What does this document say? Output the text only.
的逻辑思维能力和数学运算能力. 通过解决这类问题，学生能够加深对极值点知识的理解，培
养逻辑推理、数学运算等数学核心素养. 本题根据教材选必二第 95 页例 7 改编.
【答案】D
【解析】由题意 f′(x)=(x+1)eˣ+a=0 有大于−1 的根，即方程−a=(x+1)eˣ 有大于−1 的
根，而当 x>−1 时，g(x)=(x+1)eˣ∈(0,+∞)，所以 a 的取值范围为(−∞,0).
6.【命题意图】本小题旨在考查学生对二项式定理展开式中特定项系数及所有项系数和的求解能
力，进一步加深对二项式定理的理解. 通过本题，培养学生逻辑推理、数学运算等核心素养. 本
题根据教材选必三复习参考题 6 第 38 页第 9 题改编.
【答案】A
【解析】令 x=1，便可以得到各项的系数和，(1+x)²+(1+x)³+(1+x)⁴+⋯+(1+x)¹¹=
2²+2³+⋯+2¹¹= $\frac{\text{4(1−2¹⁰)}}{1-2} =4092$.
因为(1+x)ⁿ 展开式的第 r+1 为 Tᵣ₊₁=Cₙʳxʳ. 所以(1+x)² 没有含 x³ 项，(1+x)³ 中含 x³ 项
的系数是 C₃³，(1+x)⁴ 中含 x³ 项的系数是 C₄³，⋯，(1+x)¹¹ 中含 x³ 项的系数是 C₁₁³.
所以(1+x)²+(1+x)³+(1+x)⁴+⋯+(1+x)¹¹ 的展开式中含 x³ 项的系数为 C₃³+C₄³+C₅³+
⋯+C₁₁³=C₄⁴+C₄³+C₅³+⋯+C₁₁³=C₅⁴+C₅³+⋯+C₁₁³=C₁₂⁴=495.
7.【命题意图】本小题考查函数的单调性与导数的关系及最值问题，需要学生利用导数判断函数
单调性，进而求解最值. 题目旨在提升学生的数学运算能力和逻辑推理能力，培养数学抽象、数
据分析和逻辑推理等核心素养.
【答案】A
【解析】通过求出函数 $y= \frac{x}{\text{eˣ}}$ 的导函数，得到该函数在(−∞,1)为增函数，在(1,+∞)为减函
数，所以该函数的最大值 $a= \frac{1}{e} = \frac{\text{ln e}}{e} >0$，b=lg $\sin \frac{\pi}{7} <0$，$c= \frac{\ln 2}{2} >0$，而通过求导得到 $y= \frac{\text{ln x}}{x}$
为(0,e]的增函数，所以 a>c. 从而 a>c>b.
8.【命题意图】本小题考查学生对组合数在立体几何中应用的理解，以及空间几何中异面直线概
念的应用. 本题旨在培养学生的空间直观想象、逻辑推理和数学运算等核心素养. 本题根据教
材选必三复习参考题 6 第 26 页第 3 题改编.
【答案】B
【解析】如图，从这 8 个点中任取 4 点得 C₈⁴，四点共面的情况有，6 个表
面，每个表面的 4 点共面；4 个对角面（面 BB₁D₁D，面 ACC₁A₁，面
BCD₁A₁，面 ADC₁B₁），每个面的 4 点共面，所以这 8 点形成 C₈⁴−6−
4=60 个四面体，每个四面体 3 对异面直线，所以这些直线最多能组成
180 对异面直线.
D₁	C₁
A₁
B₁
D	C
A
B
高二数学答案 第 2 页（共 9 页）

***

THE EXERCISE> From the entries above, collect every line with the string "对异面直线" in it.

ANSWER IN FULL>
4=60 个四面体，每个四面体 3 对异面直线，所以这些直线最多能组成
180 对异面直线.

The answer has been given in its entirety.